→ **STATED EXERCISE**: Go through the entries below and collect each line with the string "surface" in it.
## BEGIN
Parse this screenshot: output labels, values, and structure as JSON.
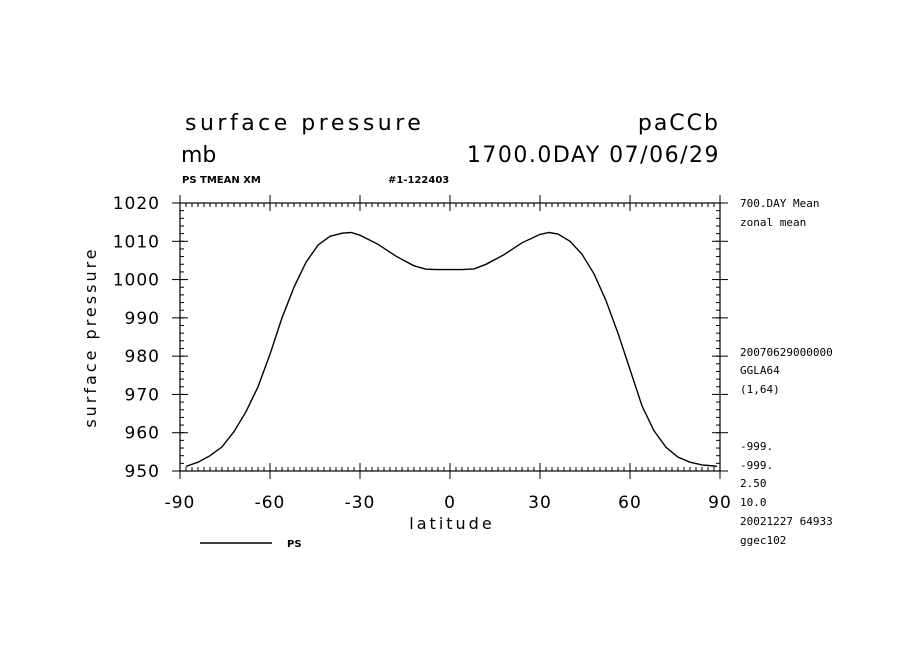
{
  "header": {
    "title": "surface pressure",
    "run_id": "paCCb",
    "units": "mb",
    "time": "1700.0DAY 07/06/29",
    "var_desc": "PS TMEAN XM",
    "run_code": "#1-122403"
  },
  "side_info": {
    "mean_label": "700.DAY Mean",
    "zonal_label": "zonal mean",
    "date_code": "20070629000000",
    "grid": "GGLA64",
    "index": "(1,64)",
    "missing1": "-999.",
    "missing2": "-999.",
    "v1": "2.50",
    "v2": "10.0",
    "stamp": "20021227  64933",
    "machine": "ggec102"
  },
  "chart_data": {
    "type": "line",
    "xlabel": "latitude",
    "ylabel": "surface pressure",
    "xlim": [
      -90,
      90
    ],
    "ylim": [
      950,
      1020
    ],
    "xticks": [
      -90,
      -60,
      -30,
      0,
      30,
      60,
      90
    ],
    "yticks": [
      950,
      960,
      970,
      980,
      990,
      1000,
      1010,
      1020
    ],
    "grid": false,
    "legend": "bottom-left",
    "series": [
      {
        "name": "PS",
        "color": "#000000",
        "x": [
          -88,
          -84,
          -80,
          -76,
          -72,
          -68,
          -64,
          -60,
          -56,
          -52,
          -48,
          -44,
          -40,
          -36,
          -33,
          -30,
          -24,
          -18,
          -12,
          -8,
          -4,
          0,
          4,
          8,
          12,
          18,
          24,
          30,
          33,
          36,
          40,
          44,
          48,
          52,
          56,
          60,
          64,
          68,
          72,
          76,
          80,
          84,
          88,
          89
        ],
        "y": [
          951.2,
          952.3,
          954.0,
          956.3,
          960.3,
          965.5,
          972.0,
          980.5,
          990.0,
          998.0,
          1004.5,
          1009.0,
          1011.3,
          1012.1,
          1012.3,
          1011.6,
          1009.2,
          1006.1,
          1003.6,
          1002.7,
          1002.6,
          1002.6,
          1002.6,
          1002.8,
          1004.0,
          1006.5,
          1009.6,
          1011.8,
          1012.3,
          1011.9,
          1010.0,
          1006.6,
          1001.5,
          994.5,
          986.0,
          976.5,
          967.0,
          960.5,
          956.2,
          953.6,
          952.3,
          951.6,
          951.3,
          951.2
        ]
      }
    ]
  }
}
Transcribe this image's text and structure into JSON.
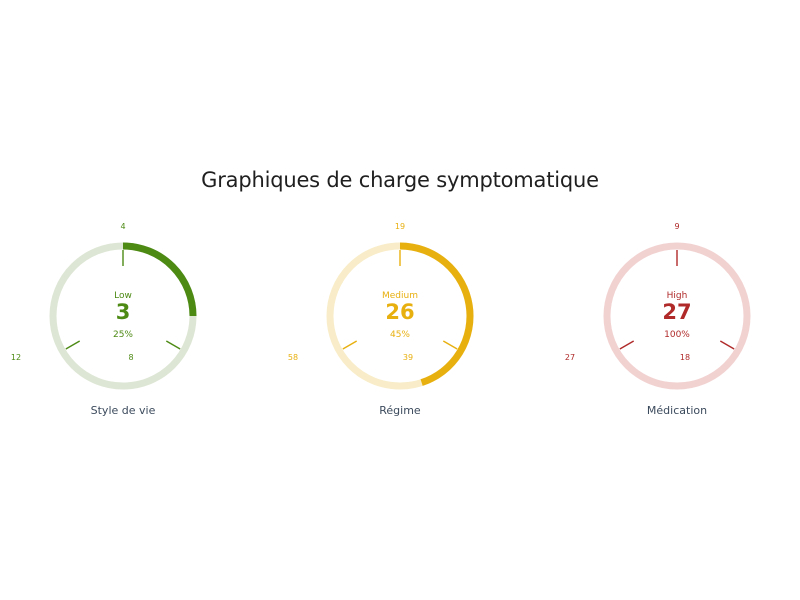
{
  "title": "Graphiques de charge symptomatique",
  "chart_data": [
    {
      "type": "gauge",
      "name": "Style de vie",
      "level": "Low",
      "value": "3",
      "percent_label": "25%",
      "fill_fraction": 0.25,
      "ticks": {
        "top": "4",
        "right": "8",
        "left": "12"
      },
      "colors": {
        "accent": "#4d8a14",
        "track": "#dde6d4"
      }
    },
    {
      "type": "gauge",
      "name": "Régime",
      "level": "Medium",
      "value": "26",
      "percent_label": "45%",
      "fill_fraction": 0.45,
      "ticks": {
        "top": "19",
        "right": "39",
        "left": "58"
      },
      "colors": {
        "accent": "#e8b00f",
        "track": "#f8edc8"
      }
    },
    {
      "type": "gauge",
      "name": "Médication",
      "level": "High",
      "value": "27",
      "percent_label": "100%",
      "fill_fraction": 1.0,
      "ticks": {
        "top": "9",
        "right": "18",
        "left": "27"
      },
      "colors": {
        "accent": "#b02a2a",
        "track": "#f2d1d1"
      }
    }
  ]
}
## END
→ **CORRECT OUTPUT**:
    "title": "surface pressure",
    "ylabel": "surface pressure",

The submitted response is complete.